> _Request_
Count the lines in the records below that contain the string "data", treating uppercase and lowercase as different. Reply with the number alone.

> _Provided material_
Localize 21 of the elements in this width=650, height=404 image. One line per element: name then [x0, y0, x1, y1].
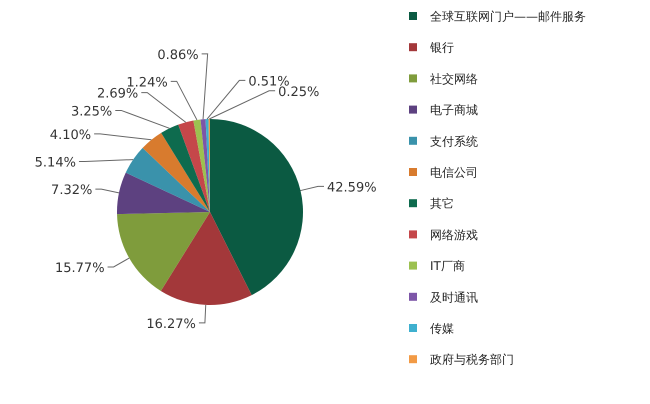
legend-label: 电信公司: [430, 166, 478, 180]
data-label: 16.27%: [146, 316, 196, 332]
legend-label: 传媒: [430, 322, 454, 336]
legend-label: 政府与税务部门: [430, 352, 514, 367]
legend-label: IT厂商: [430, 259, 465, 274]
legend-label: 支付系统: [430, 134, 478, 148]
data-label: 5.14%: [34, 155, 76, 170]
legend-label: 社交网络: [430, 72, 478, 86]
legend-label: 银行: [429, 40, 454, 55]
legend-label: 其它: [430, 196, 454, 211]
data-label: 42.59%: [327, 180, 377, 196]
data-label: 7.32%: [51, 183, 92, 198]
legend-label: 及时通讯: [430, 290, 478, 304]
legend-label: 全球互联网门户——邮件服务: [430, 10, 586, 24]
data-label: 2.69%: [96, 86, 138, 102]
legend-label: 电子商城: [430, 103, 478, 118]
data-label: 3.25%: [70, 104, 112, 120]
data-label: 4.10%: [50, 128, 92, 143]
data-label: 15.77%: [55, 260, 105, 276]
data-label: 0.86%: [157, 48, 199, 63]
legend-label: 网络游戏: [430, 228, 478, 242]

> _Response to the exercise_
9